Could you repeat the records below exactly, leaving out any pictures?

--- START ---

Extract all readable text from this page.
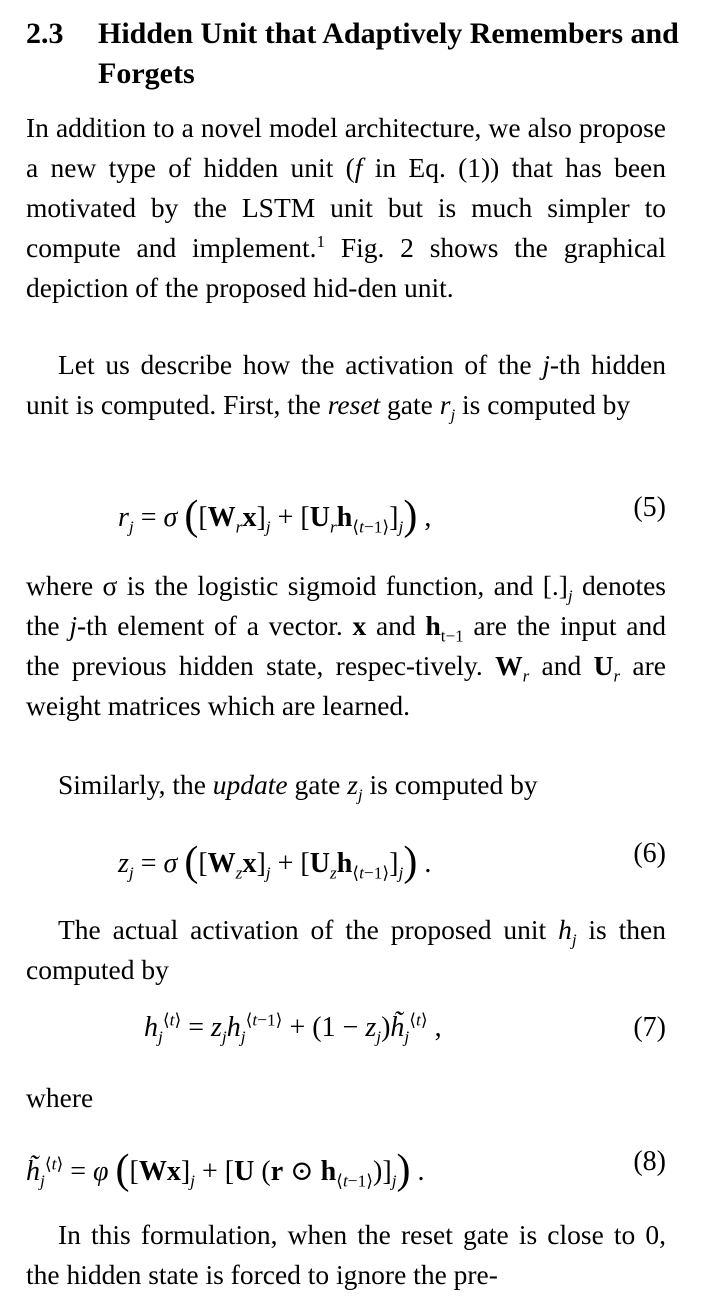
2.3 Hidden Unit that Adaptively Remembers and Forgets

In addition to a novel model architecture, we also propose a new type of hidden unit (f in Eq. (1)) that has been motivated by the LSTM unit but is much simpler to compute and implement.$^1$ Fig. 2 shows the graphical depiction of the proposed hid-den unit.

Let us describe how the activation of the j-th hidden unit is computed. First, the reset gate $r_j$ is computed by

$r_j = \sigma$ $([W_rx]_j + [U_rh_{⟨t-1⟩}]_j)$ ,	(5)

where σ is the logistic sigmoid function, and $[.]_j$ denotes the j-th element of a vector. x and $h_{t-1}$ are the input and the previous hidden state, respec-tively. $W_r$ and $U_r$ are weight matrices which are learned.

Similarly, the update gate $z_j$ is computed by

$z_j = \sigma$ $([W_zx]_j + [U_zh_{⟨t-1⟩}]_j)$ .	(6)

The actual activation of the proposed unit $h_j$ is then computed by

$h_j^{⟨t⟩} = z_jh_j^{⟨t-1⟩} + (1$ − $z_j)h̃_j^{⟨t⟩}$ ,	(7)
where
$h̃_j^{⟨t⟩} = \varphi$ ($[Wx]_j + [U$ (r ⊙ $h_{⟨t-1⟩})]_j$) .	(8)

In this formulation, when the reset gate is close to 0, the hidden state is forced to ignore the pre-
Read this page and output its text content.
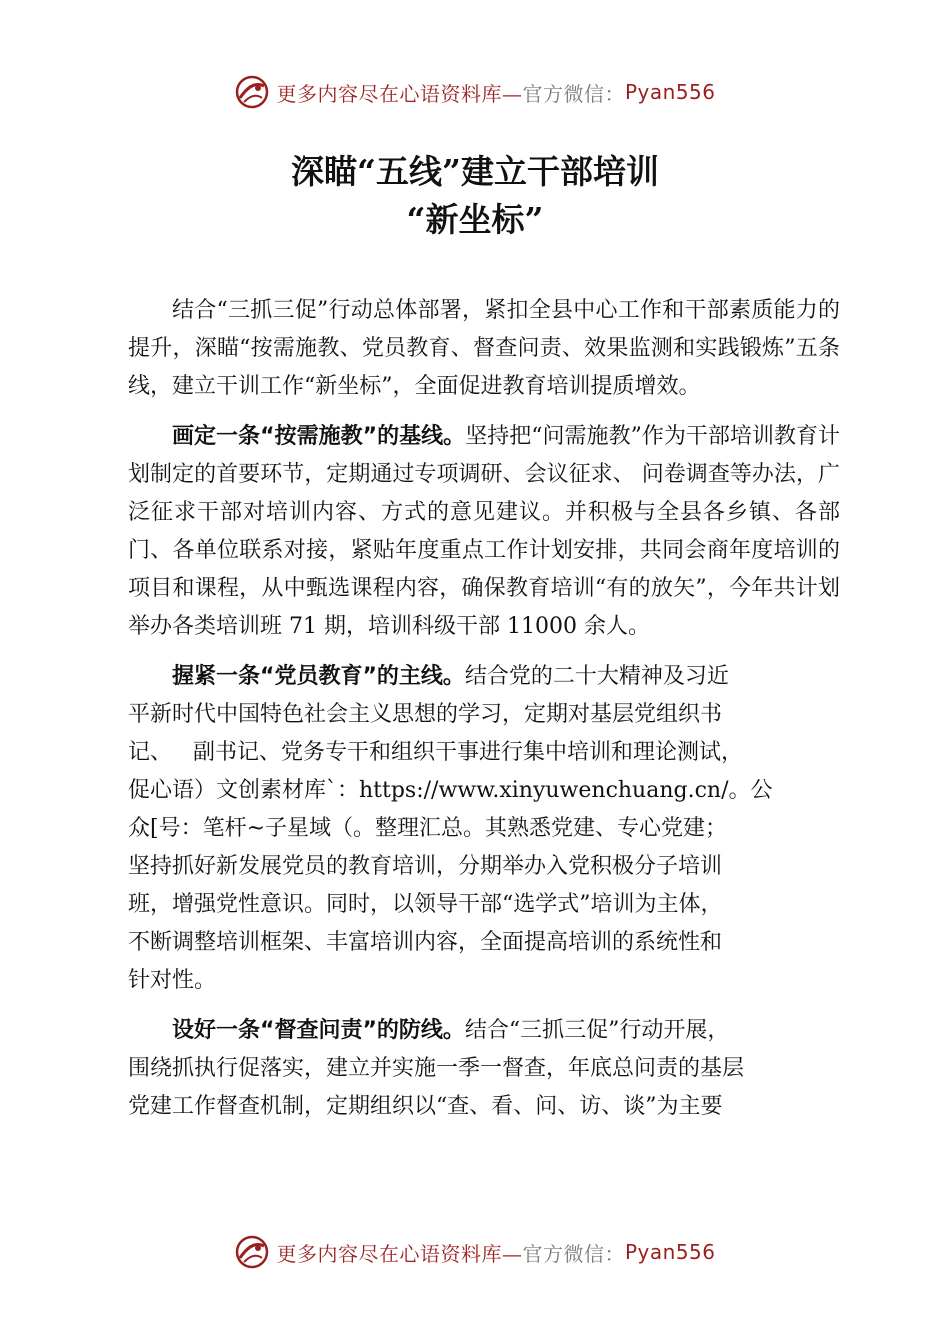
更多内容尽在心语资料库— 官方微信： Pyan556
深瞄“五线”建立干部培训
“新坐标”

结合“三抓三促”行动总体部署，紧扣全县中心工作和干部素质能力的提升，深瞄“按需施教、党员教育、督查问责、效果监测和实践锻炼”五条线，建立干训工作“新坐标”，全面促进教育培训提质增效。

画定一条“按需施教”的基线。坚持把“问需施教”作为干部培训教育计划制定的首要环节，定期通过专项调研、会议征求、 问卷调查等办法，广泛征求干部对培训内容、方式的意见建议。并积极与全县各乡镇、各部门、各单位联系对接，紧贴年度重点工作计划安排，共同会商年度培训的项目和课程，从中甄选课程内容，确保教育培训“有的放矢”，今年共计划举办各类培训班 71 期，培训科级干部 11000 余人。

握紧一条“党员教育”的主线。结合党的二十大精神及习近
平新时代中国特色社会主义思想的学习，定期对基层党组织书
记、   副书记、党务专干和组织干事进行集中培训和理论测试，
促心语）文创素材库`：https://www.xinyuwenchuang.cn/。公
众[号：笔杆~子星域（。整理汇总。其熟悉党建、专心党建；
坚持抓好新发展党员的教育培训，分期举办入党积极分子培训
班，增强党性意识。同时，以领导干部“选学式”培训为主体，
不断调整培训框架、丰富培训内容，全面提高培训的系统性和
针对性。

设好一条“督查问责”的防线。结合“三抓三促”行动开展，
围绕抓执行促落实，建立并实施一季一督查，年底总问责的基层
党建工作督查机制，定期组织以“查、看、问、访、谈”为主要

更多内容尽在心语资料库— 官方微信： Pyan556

--- END ---

• [Complete output]
Extract all readable text from this page.
2.3 Hidden Unit that Adaptively Remembers and Forgets

In addition to a novel model architecture, we also propose a new type of hidden unit (f in Eq. (1)) that has been motivated by the LSTM unit but is much simpler to compute and implement.$^1$ Fig. 2 shows the graphical depiction of the proposed hid-den unit.

Let us describe how the activation of the j-th hidden unit is computed. First, the reset gate $r_j$ is computed by

$r_j = \sigma$ $([W_rx]_j + [U_rh_{⟨t-1⟩}]_j)$ ,	(5)

where σ is the logistic sigmoid function, and $[.]_j$ denotes the j-th element of a vector. x and $h_{t-1}$ are the input and the previous hidden state, respec-tively. $W_r$ and $U_r$ are weight matrices which are learned.

Similarly, the update gate $z_j$ is computed by

$z_j = \sigma$ $([W_zx]_j + [U_zh_{⟨t-1⟩}]_j)$ .	(6)

The actual activation of the proposed unit $h_j$ is then computed by

$h_j^{⟨t⟩} = z_jh_j^{⟨t-1⟩} + (1$ − $z_j)h̃_j^{⟨t⟩}$ ,	(7)
where
$h̃_j^{⟨t⟩} = \varphi$ ($[Wx]_j + [U$ (r ⊙ $h_{⟨t-1⟩})]_j$) .	(8)

In this formulation, when the reset gate is close to 0, the hidden state is forced to ignore the pre-
Read this page and output its text content.
更多内容尽在心语资料库— 官方微信： Pyan556
深瞄“五线”建立干部培训
“新坐标”

结合“三抓三促”行动总体部署，紧扣全县中心工作和干部素质能力的提升，深瞄“按需施教、党员教育、督查问责、效果监测和实践锻炼”五条线，建立干训工作“新坐标”，全面促进教育培训提质增效。

画定一条“按需施教”的基线。坚持把“问需施教”作为干部培训教育计划制定的首要环节，定期通过专项调研、会议征求、 问卷调查等办法，广泛征求干部对培训内容、方式的意见建议。并积极与全县各乡镇、各部门、各单位联系对接，紧贴年度重点工作计划安排，共同会商年度培训的项目和课程，从中甄选课程内容，确保教育培训“有的放矢”，今年共计划举办各类培训班 71 期，培训科级干部 11000 余人。

握紧一条“党员教育”的主线。结合党的二十大精神及习近
平新时代中国特色社会主义思想的学习，定期对基层党组织书
记、   副书记、党务专干和组织干事进行集中培训和理论测试，
促心语）文创素材库`：https://www.xinyuwenchuang.cn/。公
众[号：笔杆~子星域（。整理汇总。其熟悉党建、专心党建；
坚持抓好新发展党员的教育培训，分期举办入党积极分子培训
班，增强党性意识。同时，以领导干部“选学式”培训为主体，
不断调整培训框架、丰富培训内容，全面提高培训的系统性和
针对性。

设好一条“督查问责”的防线。结合“三抓三促”行动开展，
围绕抓执行促落实，建立并实施一季一督查，年底总问责的基层
党建工作督查机制，定期组织以“查、看、问、访、谈”为主要

更多内容尽在心语资料库— 官方微信： Pyan556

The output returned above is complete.